Exercise requirements
Send each entry back exactly as given, pictures excluded.
┄┄┄┄┄┄
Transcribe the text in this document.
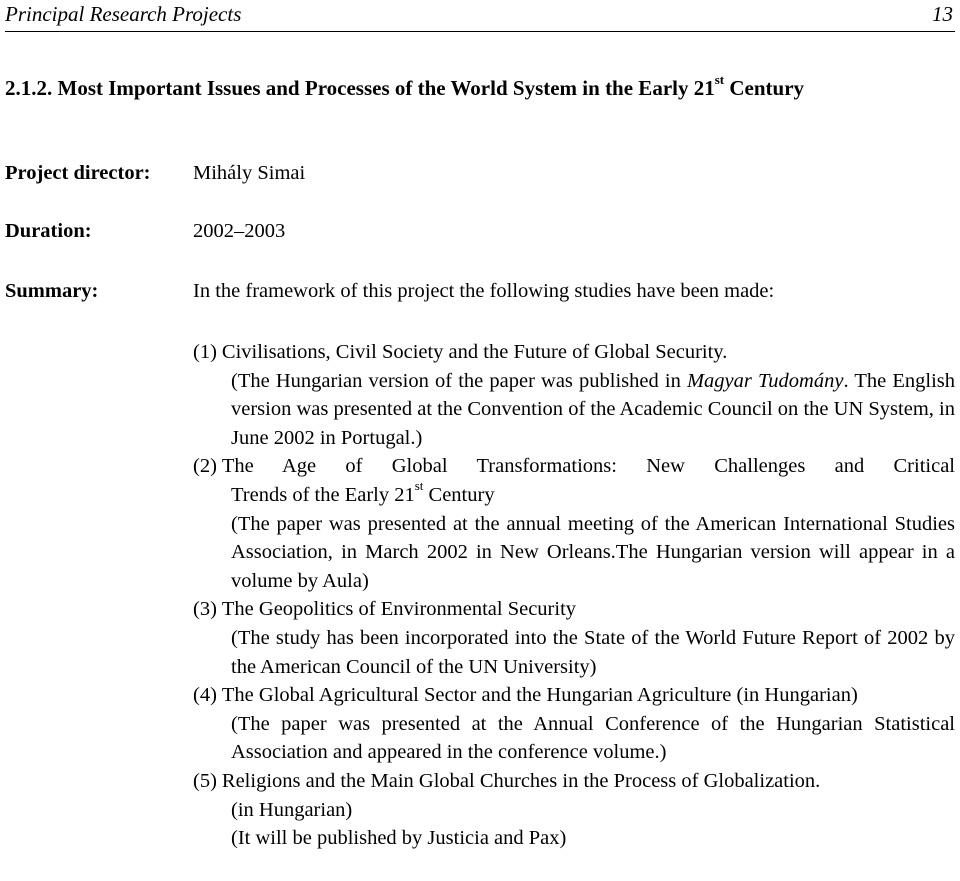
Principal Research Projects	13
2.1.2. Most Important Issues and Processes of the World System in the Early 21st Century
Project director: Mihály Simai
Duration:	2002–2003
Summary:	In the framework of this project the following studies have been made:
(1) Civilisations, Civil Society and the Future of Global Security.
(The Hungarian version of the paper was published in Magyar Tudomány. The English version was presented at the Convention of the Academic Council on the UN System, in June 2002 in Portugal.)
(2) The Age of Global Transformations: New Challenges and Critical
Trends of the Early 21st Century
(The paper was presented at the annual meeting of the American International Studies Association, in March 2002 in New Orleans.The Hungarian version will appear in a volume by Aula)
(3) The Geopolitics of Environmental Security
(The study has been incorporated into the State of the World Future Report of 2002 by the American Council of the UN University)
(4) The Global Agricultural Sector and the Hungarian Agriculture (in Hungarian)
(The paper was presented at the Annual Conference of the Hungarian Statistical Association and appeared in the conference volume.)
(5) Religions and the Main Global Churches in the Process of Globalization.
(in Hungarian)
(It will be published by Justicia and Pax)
┄┄┄┄┄┄
Problem solution
Transcribe the text in this document.
Principal Research Projects	13
2.1.2. Most Important Issues and Processes of the World System in the Early 21st Century
Project director: Mihály Simai
Duration:	2002–2003
Summary:	In the framework of this project the following studies have been made:
(1) Civilisations, Civil Society and the Future of Global Security.
(The Hungarian version of the paper was published in Magyar Tudomány. The English version was presented at the Convention of the Academic Council on the UN System, in June 2002 in Portugal.)
(2) The Age of Global Transformations: New Challenges and Critical
Trends of the Early 21st Century
(The paper was presented at the annual meeting of the American International Studies Association, in March 2002 in New Orleans.The Hungarian version will appear in a volume by Aula)
(3) The Geopolitics of Environmental Security
(The study has been incorporated into the State of the World Future Report of 2002 by the American Council of the UN University)
(4) The Global Agricultural Sector and the Hungarian Agriculture (in Hungarian)
(The paper was presented at the Annual Conference of the Hungarian Statistical Association and appeared in the conference volume.)
(5) Religions and the Main Global Churches in the Process of Globalization.
(in Hungarian)
(It will be published by Justicia and Pax)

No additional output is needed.